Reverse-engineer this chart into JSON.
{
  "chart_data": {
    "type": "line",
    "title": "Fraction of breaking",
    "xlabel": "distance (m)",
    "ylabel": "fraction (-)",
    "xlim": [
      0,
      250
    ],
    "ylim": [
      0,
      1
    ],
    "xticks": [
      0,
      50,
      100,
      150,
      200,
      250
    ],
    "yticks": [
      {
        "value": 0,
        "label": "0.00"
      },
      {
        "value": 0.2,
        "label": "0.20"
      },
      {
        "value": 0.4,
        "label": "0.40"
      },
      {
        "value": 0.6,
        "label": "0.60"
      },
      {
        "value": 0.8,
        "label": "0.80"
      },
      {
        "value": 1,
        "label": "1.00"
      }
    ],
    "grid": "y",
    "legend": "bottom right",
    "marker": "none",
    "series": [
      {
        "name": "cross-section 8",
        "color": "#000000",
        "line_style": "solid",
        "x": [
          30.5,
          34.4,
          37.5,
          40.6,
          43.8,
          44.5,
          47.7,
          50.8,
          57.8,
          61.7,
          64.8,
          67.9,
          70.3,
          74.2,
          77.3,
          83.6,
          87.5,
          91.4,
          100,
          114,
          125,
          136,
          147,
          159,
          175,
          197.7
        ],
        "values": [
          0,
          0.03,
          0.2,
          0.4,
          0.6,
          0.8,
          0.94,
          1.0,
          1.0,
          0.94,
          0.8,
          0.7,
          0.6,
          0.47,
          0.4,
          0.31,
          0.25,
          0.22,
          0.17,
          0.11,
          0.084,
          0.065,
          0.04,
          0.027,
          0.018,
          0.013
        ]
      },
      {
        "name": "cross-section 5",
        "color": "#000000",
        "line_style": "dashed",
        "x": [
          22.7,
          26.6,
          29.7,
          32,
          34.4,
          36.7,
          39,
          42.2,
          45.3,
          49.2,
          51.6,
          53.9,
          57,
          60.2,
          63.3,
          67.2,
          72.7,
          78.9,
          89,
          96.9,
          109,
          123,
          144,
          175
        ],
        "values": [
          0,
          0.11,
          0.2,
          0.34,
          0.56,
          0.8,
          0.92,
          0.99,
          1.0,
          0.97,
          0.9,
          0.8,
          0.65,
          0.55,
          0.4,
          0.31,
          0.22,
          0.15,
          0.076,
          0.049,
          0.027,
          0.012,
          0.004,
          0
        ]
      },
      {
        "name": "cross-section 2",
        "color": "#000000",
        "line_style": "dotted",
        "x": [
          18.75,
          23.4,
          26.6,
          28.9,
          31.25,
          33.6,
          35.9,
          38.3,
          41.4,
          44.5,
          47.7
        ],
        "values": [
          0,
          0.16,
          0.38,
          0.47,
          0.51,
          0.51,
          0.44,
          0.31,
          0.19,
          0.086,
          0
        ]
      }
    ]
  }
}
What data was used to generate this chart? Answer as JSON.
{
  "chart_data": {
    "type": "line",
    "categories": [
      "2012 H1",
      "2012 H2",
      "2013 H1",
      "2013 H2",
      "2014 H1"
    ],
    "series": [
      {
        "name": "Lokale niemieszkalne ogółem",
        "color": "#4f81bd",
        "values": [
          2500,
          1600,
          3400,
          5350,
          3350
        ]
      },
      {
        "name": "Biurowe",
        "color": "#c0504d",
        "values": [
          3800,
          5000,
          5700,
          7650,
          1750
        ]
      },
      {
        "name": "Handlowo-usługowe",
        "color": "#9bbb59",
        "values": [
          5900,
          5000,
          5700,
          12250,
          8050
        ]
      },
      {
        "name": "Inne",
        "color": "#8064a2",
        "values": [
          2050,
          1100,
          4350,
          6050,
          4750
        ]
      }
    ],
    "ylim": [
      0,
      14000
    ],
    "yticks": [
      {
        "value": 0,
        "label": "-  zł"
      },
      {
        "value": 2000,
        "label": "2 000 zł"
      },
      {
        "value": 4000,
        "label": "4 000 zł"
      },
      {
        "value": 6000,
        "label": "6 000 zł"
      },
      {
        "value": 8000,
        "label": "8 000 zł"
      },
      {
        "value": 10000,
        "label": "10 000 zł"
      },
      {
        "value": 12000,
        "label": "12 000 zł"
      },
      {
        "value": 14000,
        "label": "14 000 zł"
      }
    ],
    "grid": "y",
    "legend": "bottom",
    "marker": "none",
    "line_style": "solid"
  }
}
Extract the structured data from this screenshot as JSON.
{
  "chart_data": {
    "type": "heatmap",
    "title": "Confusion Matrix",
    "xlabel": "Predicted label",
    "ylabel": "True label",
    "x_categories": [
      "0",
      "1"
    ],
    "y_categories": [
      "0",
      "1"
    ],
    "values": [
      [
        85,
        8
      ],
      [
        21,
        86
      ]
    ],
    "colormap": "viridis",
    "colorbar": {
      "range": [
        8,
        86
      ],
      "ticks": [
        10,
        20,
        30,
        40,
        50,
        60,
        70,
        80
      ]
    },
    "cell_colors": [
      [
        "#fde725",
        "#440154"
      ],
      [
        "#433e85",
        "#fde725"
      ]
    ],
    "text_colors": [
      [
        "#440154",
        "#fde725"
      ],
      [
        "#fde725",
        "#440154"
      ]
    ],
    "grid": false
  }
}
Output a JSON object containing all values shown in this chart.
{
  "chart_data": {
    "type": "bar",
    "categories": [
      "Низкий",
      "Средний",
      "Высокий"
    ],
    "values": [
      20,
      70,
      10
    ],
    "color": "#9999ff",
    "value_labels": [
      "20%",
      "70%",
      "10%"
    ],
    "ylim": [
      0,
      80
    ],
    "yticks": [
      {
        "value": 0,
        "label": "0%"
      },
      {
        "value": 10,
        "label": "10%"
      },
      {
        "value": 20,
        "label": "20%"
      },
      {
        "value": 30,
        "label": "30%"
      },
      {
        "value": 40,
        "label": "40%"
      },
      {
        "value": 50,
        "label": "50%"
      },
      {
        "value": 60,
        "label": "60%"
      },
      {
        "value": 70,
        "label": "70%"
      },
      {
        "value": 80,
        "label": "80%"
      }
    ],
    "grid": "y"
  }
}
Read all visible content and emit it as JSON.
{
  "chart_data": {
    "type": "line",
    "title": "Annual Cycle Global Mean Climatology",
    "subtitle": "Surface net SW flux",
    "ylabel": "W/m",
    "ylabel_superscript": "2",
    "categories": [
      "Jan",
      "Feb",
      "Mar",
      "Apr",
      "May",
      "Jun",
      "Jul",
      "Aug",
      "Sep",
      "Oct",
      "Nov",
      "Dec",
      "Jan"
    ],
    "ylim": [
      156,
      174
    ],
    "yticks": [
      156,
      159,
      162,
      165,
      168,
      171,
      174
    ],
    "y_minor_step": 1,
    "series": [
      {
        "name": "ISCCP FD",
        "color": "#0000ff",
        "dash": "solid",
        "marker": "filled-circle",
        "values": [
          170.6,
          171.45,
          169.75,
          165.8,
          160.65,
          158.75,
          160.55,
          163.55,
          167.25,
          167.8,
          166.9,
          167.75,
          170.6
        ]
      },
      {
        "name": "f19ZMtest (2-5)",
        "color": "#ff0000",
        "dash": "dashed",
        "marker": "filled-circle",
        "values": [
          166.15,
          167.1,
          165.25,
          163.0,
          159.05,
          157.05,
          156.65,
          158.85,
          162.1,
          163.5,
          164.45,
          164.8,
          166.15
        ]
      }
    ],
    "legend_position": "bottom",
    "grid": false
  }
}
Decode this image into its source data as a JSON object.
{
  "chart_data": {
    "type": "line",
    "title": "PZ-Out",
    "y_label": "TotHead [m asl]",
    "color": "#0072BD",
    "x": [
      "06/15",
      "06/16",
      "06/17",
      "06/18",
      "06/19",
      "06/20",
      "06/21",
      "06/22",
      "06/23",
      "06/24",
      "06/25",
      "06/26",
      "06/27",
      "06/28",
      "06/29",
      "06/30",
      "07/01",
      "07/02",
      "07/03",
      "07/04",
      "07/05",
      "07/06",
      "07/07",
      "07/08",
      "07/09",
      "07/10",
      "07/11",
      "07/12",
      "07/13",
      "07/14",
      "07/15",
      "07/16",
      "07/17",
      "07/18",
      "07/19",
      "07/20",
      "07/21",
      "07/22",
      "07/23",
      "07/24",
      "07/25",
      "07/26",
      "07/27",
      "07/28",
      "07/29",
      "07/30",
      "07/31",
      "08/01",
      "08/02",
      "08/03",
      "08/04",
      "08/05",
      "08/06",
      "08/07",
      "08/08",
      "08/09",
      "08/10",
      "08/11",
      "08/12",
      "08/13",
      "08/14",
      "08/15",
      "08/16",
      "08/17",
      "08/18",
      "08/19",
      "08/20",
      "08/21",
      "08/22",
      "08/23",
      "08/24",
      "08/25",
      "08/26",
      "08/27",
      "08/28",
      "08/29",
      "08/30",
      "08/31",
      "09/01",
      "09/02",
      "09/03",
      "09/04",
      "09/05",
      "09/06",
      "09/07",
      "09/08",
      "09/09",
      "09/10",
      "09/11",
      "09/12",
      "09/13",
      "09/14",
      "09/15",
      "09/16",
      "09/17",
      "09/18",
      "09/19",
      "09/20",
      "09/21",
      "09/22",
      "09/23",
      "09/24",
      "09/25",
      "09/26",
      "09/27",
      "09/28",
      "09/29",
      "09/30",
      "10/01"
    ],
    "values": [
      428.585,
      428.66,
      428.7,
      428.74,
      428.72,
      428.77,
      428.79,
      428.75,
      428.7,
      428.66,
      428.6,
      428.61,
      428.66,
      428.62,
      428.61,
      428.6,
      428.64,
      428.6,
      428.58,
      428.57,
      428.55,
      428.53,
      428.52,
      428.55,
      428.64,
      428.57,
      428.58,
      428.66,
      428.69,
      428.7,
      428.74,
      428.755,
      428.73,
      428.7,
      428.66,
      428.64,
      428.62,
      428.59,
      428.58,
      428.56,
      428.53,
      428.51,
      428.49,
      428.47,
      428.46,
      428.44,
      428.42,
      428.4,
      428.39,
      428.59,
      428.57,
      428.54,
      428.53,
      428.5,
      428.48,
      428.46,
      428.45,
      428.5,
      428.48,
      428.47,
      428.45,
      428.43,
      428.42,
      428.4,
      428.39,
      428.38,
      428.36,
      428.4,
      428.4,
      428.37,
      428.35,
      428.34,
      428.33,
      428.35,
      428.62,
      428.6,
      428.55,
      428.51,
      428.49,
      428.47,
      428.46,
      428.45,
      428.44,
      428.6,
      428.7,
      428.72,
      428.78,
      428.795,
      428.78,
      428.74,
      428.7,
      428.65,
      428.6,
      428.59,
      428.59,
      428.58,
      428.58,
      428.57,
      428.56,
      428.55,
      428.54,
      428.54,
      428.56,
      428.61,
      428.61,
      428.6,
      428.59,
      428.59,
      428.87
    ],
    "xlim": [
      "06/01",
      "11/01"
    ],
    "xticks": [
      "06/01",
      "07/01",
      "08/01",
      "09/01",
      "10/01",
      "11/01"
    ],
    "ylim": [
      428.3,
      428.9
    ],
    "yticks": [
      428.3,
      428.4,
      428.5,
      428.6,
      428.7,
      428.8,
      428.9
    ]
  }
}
________________________
# [PROBLEM]
For each line of the entries that includes "section", show that line.

# [COMPLETED TASK]
        "name": "cross-section 8",
        "name": "cross-section 5",
        "name": "cross-section 2",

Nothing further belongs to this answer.